• _DIRECTIVE_
Which lines include the word "Simuloitu"? Copy each of them.

• _RECORDS PROVIDED_
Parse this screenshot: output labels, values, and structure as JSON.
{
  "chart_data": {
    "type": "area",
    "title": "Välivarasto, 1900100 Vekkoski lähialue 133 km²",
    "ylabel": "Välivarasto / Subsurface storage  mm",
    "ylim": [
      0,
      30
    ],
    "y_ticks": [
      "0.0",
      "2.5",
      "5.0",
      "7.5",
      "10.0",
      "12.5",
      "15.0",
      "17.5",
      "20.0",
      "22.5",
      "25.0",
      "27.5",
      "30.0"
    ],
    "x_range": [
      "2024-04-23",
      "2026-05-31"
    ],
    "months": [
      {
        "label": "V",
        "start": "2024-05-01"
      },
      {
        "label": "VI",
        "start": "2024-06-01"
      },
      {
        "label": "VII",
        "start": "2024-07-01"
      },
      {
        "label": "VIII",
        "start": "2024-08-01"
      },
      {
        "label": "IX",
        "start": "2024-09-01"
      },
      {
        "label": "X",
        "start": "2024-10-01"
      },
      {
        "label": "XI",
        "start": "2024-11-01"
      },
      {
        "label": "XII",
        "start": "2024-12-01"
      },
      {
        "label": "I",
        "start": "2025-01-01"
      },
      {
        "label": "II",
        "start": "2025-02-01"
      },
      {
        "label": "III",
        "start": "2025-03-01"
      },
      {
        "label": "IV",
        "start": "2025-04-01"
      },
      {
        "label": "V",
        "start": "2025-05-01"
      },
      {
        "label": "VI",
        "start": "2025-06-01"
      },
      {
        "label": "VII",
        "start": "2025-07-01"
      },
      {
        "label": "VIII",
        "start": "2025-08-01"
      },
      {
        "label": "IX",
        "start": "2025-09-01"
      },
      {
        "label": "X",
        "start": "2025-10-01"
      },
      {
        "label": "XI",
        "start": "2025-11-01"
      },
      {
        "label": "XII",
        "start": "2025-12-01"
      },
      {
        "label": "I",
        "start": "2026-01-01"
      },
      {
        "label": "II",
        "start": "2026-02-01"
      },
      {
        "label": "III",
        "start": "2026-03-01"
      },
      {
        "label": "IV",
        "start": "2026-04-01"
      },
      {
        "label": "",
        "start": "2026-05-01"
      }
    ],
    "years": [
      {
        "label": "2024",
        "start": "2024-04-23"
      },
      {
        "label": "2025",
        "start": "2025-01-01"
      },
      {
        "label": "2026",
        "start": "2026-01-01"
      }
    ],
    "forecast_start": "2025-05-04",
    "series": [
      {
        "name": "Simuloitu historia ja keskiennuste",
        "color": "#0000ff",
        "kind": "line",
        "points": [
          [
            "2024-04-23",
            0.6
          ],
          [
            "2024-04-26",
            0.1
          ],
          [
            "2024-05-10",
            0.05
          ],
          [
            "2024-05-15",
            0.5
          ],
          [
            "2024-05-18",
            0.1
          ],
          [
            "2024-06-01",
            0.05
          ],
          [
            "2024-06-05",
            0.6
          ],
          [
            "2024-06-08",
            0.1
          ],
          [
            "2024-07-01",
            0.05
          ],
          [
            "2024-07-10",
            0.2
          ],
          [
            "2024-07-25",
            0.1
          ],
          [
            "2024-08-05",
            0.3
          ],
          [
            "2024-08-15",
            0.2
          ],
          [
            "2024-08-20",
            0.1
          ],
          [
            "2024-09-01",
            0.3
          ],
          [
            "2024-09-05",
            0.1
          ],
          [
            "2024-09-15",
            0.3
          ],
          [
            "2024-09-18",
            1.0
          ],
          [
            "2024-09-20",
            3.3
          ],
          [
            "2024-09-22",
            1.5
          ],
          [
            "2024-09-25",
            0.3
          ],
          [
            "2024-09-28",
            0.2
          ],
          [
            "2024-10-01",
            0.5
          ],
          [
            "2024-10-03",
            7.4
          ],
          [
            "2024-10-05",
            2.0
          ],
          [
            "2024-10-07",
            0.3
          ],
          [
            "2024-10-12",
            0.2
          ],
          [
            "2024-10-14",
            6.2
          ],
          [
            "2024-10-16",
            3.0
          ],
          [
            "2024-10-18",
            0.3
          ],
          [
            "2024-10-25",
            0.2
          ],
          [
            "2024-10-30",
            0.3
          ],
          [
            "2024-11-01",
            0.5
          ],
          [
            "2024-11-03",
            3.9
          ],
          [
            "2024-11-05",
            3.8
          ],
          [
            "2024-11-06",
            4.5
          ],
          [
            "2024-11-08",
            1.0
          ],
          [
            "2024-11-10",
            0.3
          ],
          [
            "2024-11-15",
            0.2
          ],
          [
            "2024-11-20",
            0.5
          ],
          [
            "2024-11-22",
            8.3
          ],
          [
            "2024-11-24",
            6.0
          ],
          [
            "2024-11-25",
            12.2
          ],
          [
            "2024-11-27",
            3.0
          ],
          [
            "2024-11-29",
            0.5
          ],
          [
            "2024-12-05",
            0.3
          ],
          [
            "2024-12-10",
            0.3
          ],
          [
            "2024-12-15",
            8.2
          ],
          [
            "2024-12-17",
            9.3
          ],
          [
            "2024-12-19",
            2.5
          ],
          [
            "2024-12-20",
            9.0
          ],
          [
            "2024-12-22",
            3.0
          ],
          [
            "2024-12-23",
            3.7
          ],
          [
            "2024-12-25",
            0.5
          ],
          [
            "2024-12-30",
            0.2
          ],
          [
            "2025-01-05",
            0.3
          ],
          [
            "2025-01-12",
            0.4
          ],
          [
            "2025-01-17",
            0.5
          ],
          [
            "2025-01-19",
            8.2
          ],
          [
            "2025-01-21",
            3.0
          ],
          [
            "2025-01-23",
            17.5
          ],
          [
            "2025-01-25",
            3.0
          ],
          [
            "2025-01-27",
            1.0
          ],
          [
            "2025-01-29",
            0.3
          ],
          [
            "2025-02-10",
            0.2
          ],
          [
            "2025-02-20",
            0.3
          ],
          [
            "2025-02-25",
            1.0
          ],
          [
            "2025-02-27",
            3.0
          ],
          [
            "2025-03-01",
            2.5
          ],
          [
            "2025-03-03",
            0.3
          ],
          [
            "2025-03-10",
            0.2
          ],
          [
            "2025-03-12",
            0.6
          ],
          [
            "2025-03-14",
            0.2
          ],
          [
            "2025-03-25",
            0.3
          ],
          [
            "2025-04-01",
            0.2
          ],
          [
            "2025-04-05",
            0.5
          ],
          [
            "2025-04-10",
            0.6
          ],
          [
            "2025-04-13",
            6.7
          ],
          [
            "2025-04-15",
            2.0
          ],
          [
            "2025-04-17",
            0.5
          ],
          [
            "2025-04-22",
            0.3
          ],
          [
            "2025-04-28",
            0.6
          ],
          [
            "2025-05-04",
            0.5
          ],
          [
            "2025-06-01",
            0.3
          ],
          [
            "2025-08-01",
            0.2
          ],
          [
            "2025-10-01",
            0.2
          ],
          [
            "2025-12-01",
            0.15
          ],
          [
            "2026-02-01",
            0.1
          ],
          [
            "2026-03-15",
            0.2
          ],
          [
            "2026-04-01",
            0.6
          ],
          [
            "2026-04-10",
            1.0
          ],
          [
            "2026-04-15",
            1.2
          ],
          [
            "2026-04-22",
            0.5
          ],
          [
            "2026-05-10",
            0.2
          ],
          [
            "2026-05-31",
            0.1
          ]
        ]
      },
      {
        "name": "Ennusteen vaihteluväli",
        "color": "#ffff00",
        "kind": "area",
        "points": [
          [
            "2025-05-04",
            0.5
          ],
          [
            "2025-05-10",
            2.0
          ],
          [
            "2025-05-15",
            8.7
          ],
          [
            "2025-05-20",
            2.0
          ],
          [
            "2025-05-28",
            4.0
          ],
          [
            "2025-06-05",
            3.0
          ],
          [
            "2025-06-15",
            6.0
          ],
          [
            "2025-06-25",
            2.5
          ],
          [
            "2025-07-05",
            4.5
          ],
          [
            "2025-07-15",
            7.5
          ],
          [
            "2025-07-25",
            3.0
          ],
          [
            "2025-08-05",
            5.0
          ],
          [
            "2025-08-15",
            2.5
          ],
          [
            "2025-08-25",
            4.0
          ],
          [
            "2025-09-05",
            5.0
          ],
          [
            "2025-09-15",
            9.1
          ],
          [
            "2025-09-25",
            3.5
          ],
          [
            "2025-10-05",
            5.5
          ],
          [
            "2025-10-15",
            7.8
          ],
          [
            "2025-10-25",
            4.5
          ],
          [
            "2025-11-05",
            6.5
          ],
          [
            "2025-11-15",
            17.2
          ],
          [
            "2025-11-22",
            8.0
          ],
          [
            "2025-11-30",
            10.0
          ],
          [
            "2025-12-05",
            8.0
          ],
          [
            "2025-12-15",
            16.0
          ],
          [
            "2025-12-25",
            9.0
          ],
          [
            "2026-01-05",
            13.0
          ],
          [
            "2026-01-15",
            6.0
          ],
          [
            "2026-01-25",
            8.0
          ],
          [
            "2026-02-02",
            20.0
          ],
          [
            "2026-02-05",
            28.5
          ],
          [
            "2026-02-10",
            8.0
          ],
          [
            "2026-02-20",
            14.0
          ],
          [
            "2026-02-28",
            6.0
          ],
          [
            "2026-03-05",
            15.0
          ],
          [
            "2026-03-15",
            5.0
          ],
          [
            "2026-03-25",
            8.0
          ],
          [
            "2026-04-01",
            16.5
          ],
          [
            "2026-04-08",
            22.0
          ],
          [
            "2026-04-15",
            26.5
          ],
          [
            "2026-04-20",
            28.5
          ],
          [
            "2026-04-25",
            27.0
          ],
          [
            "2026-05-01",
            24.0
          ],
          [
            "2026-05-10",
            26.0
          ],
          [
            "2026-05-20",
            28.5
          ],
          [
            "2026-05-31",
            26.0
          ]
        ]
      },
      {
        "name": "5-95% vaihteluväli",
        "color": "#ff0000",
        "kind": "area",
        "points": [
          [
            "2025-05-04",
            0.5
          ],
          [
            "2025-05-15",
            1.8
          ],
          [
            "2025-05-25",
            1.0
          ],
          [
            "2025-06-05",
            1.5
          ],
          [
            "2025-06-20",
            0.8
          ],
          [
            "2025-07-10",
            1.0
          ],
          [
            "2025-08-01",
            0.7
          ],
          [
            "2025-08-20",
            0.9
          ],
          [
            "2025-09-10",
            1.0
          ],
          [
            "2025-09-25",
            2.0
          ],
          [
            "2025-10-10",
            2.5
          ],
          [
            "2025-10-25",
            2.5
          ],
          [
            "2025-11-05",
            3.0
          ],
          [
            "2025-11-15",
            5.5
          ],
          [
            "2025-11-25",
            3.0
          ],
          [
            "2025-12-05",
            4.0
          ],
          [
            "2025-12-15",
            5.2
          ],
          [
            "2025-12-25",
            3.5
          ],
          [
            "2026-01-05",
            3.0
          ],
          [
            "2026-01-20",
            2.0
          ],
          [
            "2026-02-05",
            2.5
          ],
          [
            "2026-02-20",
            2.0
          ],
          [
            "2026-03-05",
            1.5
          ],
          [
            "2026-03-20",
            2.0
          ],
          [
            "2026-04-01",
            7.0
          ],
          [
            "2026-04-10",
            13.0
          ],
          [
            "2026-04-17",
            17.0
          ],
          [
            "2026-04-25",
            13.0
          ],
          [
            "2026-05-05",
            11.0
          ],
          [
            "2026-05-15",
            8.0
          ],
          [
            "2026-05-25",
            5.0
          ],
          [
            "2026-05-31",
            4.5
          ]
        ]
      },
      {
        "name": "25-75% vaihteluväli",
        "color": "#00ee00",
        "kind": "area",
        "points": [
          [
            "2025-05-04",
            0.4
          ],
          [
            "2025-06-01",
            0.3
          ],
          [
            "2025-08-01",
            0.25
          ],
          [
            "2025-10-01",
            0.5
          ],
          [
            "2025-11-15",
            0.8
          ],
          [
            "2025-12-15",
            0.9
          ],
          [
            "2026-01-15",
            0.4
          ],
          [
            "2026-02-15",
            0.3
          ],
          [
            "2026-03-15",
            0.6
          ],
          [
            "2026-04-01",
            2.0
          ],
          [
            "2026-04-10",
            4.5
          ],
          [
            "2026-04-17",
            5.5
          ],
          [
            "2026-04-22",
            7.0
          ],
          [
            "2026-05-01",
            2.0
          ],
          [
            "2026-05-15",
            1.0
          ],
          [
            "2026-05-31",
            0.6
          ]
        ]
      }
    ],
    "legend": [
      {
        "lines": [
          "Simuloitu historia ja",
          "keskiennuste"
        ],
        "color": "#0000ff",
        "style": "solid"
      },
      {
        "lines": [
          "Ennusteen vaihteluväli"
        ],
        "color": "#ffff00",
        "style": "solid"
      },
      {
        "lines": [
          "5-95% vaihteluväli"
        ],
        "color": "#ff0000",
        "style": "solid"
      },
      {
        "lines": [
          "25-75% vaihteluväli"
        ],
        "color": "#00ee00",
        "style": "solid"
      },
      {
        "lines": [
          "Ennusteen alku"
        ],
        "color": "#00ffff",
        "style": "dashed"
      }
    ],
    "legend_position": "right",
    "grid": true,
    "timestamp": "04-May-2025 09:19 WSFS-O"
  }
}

• _EXERCISE RESPONSE_
        "name": "Simuloitu historia ja keskiennuste",
          "Simuloitu historia ja",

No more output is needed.